Records from a collection of figures
==========
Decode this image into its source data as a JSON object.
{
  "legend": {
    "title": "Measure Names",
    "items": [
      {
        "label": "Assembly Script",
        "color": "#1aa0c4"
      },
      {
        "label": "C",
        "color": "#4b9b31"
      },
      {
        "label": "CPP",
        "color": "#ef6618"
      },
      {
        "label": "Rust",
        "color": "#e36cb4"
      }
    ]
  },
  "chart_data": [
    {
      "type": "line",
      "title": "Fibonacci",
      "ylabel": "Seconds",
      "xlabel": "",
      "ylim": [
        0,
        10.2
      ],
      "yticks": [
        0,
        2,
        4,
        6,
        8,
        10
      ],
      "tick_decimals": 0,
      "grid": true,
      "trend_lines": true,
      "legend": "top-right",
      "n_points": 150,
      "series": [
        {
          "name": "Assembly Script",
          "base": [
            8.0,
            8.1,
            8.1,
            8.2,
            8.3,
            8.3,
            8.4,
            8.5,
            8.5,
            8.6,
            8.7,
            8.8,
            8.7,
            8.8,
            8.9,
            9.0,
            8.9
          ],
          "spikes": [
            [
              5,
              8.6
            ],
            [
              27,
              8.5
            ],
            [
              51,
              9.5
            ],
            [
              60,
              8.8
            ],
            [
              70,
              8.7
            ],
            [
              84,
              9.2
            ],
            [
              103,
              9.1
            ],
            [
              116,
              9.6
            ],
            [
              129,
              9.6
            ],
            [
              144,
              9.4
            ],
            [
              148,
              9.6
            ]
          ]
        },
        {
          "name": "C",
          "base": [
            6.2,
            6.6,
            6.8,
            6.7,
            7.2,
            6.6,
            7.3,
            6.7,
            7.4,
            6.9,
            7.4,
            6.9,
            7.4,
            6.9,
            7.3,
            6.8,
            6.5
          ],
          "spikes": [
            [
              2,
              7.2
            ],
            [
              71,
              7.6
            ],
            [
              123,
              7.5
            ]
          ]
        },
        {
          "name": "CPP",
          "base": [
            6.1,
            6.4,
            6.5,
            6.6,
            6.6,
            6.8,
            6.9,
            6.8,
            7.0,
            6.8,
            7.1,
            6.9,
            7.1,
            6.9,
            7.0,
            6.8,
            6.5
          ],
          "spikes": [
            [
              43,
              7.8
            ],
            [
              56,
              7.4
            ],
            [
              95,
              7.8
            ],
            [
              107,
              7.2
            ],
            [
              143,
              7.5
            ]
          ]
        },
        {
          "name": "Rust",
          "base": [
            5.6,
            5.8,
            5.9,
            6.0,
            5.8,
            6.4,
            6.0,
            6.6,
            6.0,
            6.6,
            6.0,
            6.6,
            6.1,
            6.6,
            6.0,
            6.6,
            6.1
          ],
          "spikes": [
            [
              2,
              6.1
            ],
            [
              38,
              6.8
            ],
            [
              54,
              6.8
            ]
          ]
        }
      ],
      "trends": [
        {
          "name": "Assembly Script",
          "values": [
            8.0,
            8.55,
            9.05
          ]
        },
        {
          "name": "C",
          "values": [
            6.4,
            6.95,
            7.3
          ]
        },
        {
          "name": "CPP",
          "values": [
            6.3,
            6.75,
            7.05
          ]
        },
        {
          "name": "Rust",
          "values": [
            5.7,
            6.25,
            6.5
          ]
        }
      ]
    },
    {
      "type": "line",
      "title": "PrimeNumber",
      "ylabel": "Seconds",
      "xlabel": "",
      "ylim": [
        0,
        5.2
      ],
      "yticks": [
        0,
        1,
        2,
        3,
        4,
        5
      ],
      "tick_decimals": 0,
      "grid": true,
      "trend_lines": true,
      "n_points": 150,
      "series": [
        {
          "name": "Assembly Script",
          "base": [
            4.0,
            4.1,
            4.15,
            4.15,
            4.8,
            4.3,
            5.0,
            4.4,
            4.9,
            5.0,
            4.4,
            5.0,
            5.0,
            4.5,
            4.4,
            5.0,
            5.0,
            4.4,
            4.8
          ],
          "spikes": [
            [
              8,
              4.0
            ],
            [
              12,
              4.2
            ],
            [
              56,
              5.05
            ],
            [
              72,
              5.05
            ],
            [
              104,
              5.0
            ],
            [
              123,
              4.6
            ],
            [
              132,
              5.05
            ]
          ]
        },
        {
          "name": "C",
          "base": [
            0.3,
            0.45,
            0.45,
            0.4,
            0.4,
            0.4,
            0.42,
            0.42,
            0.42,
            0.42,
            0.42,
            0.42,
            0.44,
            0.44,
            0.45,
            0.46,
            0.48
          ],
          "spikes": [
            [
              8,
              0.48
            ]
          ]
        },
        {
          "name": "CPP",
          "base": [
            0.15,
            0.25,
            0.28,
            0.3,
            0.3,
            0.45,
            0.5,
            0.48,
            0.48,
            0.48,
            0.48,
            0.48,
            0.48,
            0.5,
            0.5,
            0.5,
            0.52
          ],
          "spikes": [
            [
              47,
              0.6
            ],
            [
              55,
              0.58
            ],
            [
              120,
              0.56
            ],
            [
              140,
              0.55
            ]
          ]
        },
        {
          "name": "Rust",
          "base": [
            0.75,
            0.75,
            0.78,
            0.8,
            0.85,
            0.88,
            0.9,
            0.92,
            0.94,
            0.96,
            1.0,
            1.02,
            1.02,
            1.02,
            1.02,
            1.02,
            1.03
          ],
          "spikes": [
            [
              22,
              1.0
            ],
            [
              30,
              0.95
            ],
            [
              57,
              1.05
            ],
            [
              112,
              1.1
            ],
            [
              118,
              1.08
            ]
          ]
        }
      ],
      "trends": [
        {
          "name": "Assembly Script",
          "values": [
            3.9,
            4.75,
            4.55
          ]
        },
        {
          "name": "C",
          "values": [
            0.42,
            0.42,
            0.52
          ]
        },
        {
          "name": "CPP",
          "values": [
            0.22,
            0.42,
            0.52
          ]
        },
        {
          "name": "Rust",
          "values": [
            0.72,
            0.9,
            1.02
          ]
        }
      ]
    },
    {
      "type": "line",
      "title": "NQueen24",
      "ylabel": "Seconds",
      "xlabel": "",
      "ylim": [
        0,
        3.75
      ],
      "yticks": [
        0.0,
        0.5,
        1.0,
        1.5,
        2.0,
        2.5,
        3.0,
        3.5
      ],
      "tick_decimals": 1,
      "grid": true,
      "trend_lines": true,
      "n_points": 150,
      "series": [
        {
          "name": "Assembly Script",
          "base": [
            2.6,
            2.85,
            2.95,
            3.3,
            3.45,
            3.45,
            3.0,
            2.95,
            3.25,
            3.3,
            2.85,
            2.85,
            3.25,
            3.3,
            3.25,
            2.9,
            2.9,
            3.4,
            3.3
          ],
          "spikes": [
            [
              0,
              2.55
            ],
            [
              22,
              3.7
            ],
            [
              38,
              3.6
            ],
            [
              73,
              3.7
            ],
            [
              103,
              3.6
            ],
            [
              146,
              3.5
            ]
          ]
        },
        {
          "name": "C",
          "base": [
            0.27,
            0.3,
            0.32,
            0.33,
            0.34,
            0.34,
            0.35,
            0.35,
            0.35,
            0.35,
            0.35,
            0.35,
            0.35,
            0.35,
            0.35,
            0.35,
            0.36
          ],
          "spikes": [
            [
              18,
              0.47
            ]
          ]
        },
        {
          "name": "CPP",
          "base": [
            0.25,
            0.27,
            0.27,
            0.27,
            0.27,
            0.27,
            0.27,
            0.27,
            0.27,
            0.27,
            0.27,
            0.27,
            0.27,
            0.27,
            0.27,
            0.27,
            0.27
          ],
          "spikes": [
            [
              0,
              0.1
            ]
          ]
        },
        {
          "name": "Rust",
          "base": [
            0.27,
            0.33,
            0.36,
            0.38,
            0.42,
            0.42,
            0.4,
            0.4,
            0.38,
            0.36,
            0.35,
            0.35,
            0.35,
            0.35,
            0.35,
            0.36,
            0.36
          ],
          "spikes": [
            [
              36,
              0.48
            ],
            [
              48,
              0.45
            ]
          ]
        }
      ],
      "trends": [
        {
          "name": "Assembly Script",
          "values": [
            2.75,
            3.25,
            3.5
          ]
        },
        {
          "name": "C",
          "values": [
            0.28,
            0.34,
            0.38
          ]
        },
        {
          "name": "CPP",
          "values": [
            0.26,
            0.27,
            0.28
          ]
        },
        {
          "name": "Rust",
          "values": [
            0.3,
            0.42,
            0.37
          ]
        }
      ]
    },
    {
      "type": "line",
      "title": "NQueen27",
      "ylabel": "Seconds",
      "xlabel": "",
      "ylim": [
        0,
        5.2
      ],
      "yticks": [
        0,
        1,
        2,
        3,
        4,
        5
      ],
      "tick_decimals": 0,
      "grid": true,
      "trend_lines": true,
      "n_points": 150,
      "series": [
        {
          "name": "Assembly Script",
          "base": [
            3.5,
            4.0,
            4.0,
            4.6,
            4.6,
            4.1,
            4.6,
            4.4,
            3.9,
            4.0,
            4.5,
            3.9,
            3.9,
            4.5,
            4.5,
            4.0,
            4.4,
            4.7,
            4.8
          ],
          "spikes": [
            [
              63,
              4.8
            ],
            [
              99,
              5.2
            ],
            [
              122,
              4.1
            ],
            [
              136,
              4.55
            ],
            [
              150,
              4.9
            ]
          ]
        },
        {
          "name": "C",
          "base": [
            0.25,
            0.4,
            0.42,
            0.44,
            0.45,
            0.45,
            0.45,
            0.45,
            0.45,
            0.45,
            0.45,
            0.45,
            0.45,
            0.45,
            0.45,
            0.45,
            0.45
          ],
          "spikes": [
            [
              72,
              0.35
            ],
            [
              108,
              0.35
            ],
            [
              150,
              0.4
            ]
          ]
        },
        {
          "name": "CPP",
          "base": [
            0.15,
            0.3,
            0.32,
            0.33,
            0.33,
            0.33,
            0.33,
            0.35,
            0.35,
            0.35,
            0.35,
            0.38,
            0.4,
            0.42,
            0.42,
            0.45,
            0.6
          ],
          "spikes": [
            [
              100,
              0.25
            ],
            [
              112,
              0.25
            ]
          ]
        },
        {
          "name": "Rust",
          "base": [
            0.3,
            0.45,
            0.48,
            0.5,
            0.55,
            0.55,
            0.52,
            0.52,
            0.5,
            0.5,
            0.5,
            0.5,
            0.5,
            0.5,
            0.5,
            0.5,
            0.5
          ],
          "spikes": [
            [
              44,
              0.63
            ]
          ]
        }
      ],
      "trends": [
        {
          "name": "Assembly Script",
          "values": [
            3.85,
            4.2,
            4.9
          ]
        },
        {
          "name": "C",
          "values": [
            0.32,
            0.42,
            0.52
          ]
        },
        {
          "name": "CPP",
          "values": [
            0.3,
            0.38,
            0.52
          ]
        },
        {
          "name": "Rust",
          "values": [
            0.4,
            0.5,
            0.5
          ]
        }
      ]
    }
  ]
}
==========
» **Problem statement**:
From the entries, report each line that includes the word "color".

» **Answer to this problem**:
        "color": "#1aa0c4"
        "color": "#4b9b31"
        "color": "#ef6618"
        "color": "#e36cb4"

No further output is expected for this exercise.